*** Stored data
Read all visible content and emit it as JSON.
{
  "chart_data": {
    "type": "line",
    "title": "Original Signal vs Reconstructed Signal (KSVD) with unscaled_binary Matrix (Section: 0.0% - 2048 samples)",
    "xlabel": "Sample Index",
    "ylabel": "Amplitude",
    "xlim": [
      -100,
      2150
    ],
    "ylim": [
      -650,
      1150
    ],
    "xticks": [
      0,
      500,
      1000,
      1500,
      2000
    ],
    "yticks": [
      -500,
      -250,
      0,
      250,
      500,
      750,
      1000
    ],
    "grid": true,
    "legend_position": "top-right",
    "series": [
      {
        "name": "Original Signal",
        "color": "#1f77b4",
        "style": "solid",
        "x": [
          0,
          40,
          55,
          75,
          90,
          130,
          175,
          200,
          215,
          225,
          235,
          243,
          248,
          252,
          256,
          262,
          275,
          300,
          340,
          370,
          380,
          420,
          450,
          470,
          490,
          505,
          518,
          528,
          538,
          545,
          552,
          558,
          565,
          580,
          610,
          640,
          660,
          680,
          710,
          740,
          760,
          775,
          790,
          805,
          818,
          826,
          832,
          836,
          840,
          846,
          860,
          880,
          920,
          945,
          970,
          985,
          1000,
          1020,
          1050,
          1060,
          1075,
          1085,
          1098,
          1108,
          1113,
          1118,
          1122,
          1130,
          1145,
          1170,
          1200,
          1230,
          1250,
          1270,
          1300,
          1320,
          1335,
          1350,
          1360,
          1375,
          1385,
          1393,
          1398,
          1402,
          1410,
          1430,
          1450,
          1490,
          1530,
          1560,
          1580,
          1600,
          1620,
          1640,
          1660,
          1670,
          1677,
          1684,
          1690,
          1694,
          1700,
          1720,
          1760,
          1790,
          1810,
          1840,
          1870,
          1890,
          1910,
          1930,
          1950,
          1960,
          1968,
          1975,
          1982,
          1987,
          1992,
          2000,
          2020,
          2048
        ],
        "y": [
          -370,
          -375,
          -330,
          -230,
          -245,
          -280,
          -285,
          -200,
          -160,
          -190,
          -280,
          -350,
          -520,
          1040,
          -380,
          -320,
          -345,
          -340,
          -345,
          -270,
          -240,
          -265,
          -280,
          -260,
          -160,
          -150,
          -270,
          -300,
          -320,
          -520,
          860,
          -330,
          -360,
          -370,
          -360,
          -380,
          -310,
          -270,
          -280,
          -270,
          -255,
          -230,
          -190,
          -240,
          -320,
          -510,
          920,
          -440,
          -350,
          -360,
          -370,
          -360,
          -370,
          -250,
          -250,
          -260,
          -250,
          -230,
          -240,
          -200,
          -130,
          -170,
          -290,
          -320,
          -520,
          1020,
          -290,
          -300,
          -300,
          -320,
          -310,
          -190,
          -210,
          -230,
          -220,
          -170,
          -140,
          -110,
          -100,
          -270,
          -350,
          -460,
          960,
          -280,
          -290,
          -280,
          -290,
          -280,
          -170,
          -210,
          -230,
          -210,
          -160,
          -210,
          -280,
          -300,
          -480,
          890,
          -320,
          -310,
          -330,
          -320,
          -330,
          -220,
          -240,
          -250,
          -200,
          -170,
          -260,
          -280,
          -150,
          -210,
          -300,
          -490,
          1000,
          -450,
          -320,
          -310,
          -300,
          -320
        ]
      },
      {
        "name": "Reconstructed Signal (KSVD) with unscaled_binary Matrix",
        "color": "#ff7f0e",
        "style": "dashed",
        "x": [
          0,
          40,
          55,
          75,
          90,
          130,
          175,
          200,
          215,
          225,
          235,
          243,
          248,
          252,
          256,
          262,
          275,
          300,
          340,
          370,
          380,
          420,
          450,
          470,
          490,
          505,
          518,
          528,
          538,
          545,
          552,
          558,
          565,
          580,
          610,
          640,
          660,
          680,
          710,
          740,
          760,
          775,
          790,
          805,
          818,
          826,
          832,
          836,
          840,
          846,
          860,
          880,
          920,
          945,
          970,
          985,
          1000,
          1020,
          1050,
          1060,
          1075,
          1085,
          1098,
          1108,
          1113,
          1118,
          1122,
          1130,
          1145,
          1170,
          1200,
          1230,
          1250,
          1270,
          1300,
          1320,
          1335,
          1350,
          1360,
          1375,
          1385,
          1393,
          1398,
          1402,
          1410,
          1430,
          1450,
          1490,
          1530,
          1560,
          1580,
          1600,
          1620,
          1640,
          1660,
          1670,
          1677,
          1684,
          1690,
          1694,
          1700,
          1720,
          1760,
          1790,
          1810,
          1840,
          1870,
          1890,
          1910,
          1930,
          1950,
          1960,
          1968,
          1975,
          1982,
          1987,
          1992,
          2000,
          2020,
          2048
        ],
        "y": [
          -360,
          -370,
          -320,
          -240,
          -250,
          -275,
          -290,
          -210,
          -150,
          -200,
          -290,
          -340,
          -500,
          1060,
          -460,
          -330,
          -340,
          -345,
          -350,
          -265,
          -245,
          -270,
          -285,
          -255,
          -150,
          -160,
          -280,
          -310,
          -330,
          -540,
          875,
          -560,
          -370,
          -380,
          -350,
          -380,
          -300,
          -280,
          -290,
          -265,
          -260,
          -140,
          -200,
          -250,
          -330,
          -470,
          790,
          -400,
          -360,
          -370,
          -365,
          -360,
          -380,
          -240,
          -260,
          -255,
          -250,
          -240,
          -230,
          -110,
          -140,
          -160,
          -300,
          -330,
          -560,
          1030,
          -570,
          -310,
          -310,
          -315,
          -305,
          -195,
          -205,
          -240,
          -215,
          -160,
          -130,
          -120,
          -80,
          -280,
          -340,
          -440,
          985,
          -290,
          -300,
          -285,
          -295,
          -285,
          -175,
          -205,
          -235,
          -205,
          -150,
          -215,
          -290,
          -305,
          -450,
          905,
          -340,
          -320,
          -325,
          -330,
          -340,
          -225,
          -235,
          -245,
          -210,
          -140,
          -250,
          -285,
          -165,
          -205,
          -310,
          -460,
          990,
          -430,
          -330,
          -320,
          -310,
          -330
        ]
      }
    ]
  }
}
******
• Goal: Each record above should be restated word for word.

• Exercise result:
Read all visible content and emit it as JSON.
{
  "chart_data": {
    "type": "line",
    "title": "Original Signal vs Reconstructed Signal (KSVD) with unscaled_binary Matrix (Section: 0.0% - 2048 samples)",
    "xlabel": "Sample Index",
    "ylabel": "Amplitude",
    "xlim": [
      -100,
      2150
    ],
    "ylim": [
      -650,
      1150
    ],
    "xticks": [
      0,
      500,
      1000,
      1500,
      2000
    ],
    "yticks": [
      -500,
      -250,
      0,
      250,
      500,
      750,
      1000
    ],
    "grid": true,
    "legend_position": "top-right",
    "series": [
      {
        "name": "Original Signal",
        "color": "#1f77b4",
        "style": "solid",
        "x": [
          0,
          40,
          55,
          75,
          90,
          130,
          175,
          200,
          215,
          225,
          235,
          243,
          248,
          252,
          256,
          262,
          275,
          300,
          340,
          370,
          380,
          420,
          450,
          470,
          490,
          505,
          518,
          528,
          538,
          545,
          552,
          558,
          565,
          580,
          610,
          640,
          660,
          680,
          710,
          740,
          760,
          775,
          790,
          805,
          818,
          826,
          832,
          836,
          840,
          846,
          860,
          880,
          920,
          945,
          970,
          985,
          1000,
          1020,
          1050,
          1060,
          1075,
          1085,
          1098,
          1108,
          1113,
          1118,
          1122,
          1130,
          1145,
          1170,
          1200,
          1230,
          1250,
          1270,
          1300,
          1320,
          1335,
          1350,
          1360,
          1375,
          1385,
          1393,
          1398,
          1402,
          1410,
          1430,
          1450,
          1490,
          1530,
          1560,
          1580,
          1600,
          1620,
          1640,
          1660,
          1670,
          1677,
          1684,
          1690,
          1694,
          1700,
          1720,
          1760,
          1790,
          1810,
          1840,
          1870,
          1890,
          1910,
          1930,
          1950,
          1960,
          1968,
          1975,
          1982,
          1987,
          1992,
          2000,
          2020,
          2048
        ],
        "y": [
          -370,
          -375,
          -330,
          -230,
          -245,
          -280,
          -285,
          -200,
          -160,
          -190,
          -280,
          -350,
          -520,
          1040,
          -380,
          -320,
          -345,
          -340,
          -345,
          -270,
          -240,
          -265,
          -280,
          -260,
          -160,
          -150,
          -270,
          -300,
          -320,
          -520,
          860,
          -330,
          -360,
          -370,
          -360,
          -380,
          -310,
          -270,
          -280,
          -270,
          -255,
          -230,
          -190,
          -240,
          -320,
          -510,
          920,
          -440,
          -350,
          -360,
          -370,
          -360,
          -370,
          -250,
          -250,
          -260,
          -250,
          -230,
          -240,
          -200,
          -130,
          -170,
          -290,
          -320,
          -520,
          1020,
          -290,
          -300,
          -300,
          -320,
          -310,
          -190,
          -210,
          -230,
          -220,
          -170,
          -140,
          -110,
          -100,
          -270,
          -350,
          -460,
          960,
          -280,
          -290,
          -280,
          -290,
          -280,
          -170,
          -210,
          -230,
          -210,
          -160,
          -210,
          -280,
          -300,
          -480,
          890,
          -320,
          -310,
          -330,
          -320,
          -330,
          -220,
          -240,
          -250,
          -200,
          -170,
          -260,
          -280,
          -150,
          -210,
          -300,
          -490,
          1000,
          -450,
          -320,
          -310,
          -300,
          -320
        ]
      },
      {
        "name": "Reconstructed Signal (KSVD) with unscaled_binary Matrix",
        "color": "#ff7f0e",
        "style": "dashed",
        "x": [
          0,
          40,
          55,
          75,
          90,
          130,
          175,
          200,
          215,
          225,
          235,
          243,
          248,
          252,
          256,
          262,
          275,
          300,
          340,
          370,
          380,
          420,
          450,
          470,
          490,
          505,
          518,
          528,
          538,
          545,
          552,
          558,
          565,
          580,
          610,
          640,
          660,
          680,
          710,
          740,
          760,
          775,
          790,
          805,
          818,
          826,
          832,
          836,
          840,
          846,
          860,
          880,
          920,
          945,
          970,
          985,
          1000,
          1020,
          1050,
          1060,
          1075,
          1085,
          1098,
          1108,
          1113,
          1118,
          1122,
          1130,
          1145,
          1170,
          1200,
          1230,
          1250,
          1270,
          1300,
          1320,
          1335,
          1350,
          1360,
          1375,
          1385,
          1393,
          1398,
          1402,
          1410,
          1430,
          1450,
          1490,
          1530,
          1560,
          1580,
          1600,
          1620,
          1640,
          1660,
          1670,
          1677,
          1684,
          1690,
          1694,
          1700,
          1720,
          1760,
          1790,
          1810,
          1840,
          1870,
          1890,
          1910,
          1930,
          1950,
          1960,
          1968,
          1975,
          1982,
          1987,
          1992,
          2000,
          2020,
          2048
        ],
        "y": [
          -360,
          -370,
          -320,
          -240,
          -250,
          -275,
          -290,
          -210,
          -150,
          -200,
          -290,
          -340,
          -500,
          1060,
          -460,
          -330,
          -340,
          -345,
          -350,
          -265,
          -245,
          -270,
          -285,
          -255,
          -150,
          -160,
          -280,
          -310,
          -330,
          -540,
          875,
          -560,
          -370,
          -380,
          -350,
          -380,
          -300,
          -280,
          -290,
          -265,
          -260,
          -140,
          -200,
          -250,
          -330,
          -470,
          790,
          -400,
          -360,
          -370,
          -365,
          -360,
          -380,
          -240,
          -260,
          -255,
          -250,
          -240,
          -230,
          -110,
          -140,
          -160,
          -300,
          -330,
          -560,
          1030,
          -570,
          -310,
          -310,
          -315,
          -305,
          -195,
          -205,
          -240,
          -215,
          -160,
          -130,
          -120,
          -80,
          -280,
          -340,
          -440,
          985,
          -290,
          -300,
          -285,
          -295,
          -285,
          -175,
          -205,
          -235,
          -205,
          -150,
          -215,
          -290,
          -305,
          -450,
          905,
          -340,
          -320,
          -325,
          -330,
          -340,
          -225,
          -235,
          -245,
          -210,
          -140,
          -250,
          -285,
          -165,
          -205,
          -310,
          -460,
          990,
          -430,
          -330,
          -320,
          -310,
          -330
        ]
      }
    ]
  }
}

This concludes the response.